:: WHAT TO DO ::
Examine the entries and show every line in which the word "равенства" is found.

:: TASK DATA

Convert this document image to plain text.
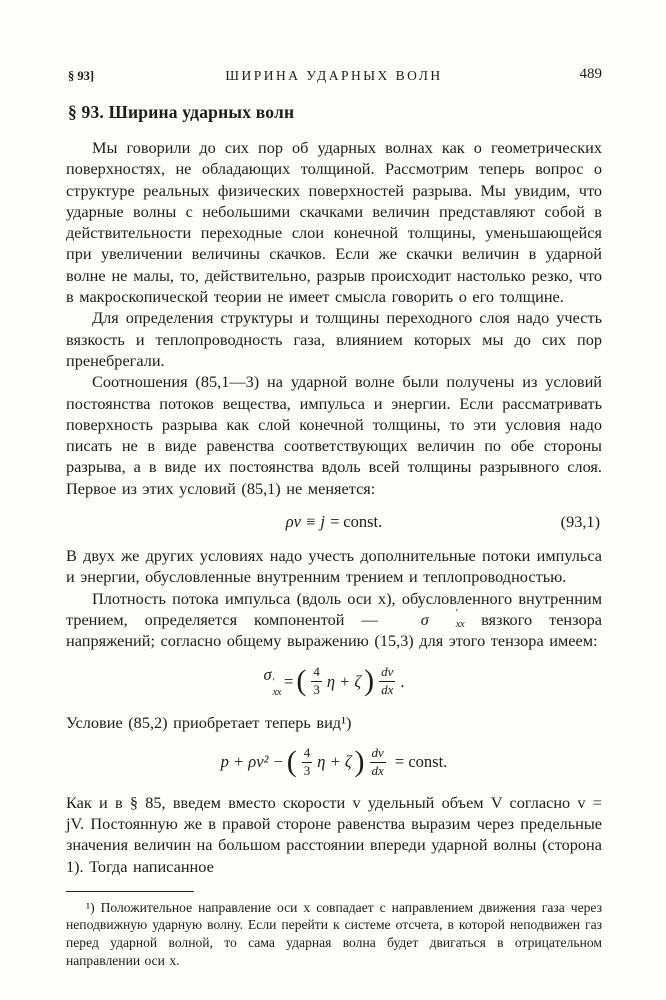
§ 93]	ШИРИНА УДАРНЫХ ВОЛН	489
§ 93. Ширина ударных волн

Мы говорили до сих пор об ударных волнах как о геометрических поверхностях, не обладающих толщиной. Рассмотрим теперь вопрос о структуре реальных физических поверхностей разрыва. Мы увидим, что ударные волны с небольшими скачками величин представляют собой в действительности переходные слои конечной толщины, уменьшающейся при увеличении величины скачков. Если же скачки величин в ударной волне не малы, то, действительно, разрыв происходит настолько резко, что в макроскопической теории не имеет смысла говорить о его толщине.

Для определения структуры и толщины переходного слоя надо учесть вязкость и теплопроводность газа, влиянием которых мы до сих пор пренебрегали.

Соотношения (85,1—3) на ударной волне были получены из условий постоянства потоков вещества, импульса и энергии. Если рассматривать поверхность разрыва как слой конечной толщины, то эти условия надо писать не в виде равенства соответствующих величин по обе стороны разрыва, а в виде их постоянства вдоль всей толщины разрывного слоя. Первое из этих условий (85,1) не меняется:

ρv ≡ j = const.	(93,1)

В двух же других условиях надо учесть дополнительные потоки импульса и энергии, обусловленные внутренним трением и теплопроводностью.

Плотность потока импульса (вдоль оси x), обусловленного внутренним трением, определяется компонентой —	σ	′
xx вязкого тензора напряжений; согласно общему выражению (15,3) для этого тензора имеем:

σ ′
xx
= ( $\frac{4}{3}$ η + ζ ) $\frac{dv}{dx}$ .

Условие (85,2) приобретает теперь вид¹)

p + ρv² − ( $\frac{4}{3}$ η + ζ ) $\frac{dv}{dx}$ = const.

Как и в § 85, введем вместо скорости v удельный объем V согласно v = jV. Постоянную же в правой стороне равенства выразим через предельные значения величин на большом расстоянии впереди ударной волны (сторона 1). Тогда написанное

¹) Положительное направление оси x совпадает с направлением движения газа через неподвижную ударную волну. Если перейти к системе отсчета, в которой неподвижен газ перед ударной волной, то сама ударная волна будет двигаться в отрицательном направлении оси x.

::::
:: TASK DATA

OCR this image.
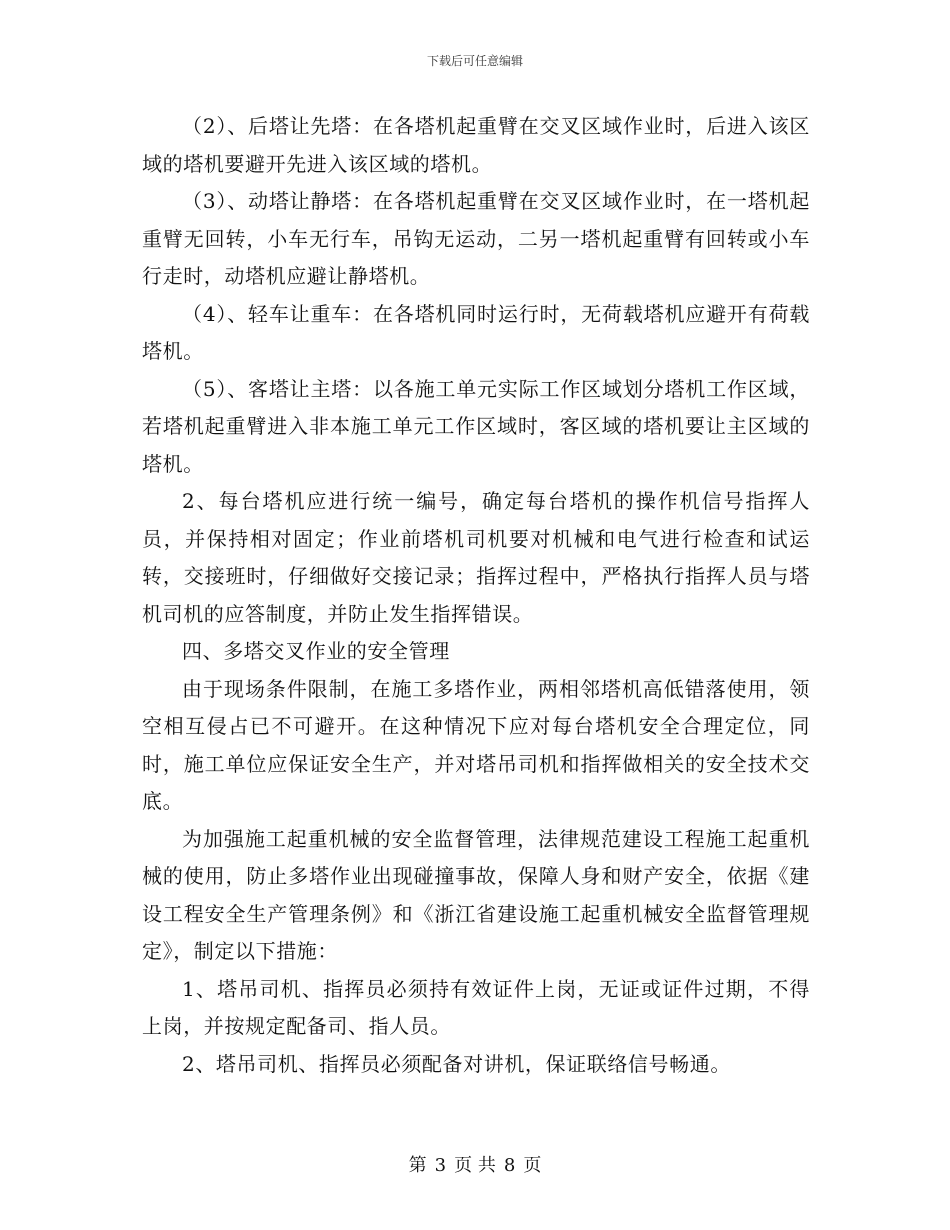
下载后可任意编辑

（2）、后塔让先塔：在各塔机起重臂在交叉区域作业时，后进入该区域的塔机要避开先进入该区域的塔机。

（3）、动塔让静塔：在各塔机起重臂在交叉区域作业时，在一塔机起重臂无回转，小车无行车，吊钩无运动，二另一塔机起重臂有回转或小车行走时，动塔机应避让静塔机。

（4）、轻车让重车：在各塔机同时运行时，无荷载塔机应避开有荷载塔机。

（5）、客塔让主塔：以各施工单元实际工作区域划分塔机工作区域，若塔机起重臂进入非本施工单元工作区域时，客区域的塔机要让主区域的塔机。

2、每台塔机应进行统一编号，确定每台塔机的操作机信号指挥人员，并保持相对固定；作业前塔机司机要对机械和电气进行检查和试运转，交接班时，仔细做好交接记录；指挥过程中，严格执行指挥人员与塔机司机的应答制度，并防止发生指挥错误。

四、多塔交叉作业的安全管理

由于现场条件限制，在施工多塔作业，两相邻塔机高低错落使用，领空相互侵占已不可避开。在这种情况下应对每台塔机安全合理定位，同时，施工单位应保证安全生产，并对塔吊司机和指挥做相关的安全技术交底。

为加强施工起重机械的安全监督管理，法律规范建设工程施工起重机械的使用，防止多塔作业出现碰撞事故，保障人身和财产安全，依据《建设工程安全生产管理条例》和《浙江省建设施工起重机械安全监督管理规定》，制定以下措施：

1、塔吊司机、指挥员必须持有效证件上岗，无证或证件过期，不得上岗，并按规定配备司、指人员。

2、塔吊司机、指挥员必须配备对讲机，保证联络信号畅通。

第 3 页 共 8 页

::::

:: EXERCISE OUTPUT ::
Соотношения (85,1—3) на ударной волне были получены из условий постоянства потоков вещества, импульса и энергии. Если рассматривать поверхность разрыва как слой конечной толщины, то эти условия надо писать не в виде равенства соответствующих величин по обе стороны разрыва, а в виде их постоянства вдоль всей толщины разрывного слоя. Первое из этих условий (85,1) не меняется:
Как и в § 85, введем вместо скорости v удельный объем V согласно v = jV. Постоянную же в правой стороне равенства выразим через предельные значения величин на большом расстоянии впереди ударной волны (сторона 1). Тогда написанное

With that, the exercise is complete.